**EXTRACTED MATERIAL**.
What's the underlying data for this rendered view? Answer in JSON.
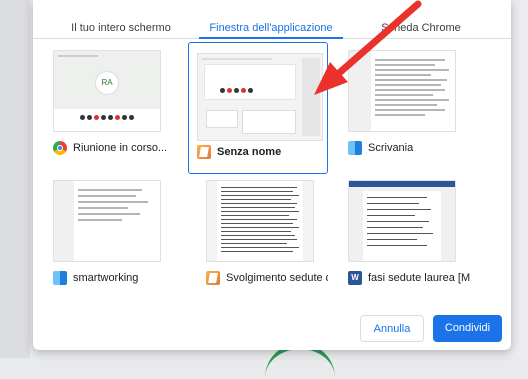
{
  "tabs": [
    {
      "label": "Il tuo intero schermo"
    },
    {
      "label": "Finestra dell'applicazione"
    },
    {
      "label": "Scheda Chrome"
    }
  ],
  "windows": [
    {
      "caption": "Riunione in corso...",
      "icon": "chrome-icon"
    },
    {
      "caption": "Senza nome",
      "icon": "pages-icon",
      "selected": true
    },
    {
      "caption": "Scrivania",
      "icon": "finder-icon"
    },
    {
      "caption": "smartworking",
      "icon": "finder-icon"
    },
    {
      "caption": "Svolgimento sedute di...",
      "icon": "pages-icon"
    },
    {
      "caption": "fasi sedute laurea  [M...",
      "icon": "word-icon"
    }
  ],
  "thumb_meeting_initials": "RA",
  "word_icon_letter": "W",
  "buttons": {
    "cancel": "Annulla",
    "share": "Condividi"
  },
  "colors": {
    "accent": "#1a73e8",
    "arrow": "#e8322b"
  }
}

**TASK DETAILS**.
Print all the records again exactly; do not include any picture.

**OUTPUT OF THE EXERCISE**.
What's the underlying data for this rendered view? Answer in JSON.
{
  "tabs": [
    {
      "label": "Il tuo intero schermo"
    },
    {
      "label": "Finestra dell'applicazione"
    },
    {
      "label": "Scheda Chrome"
    }
  ],
  "windows": [
    {
      "caption": "Riunione in corso...",
      "icon": "chrome-icon"
    },
    {
      "caption": "Senza nome",
      "icon": "pages-icon",
      "selected": true
    },
    {
      "caption": "Scrivania",
      "icon": "finder-icon"
    },
    {
      "caption": "smartworking",
      "icon": "finder-icon"
    },
    {
      "caption": "Svolgimento sedute di...",
      "icon": "pages-icon"
    },
    {
      "caption": "fasi sedute laurea  [M...",
      "icon": "word-icon"
    }
  ],
  "thumb_meeting_initials": "RA",
  "word_icon_letter": "W",
  "buttons": {
    "cancel": "Annulla",
    "share": "Condividi"
  },
  "colors": {
    "accent": "#1a73e8",
    "arrow": "#e8322b"
  }
}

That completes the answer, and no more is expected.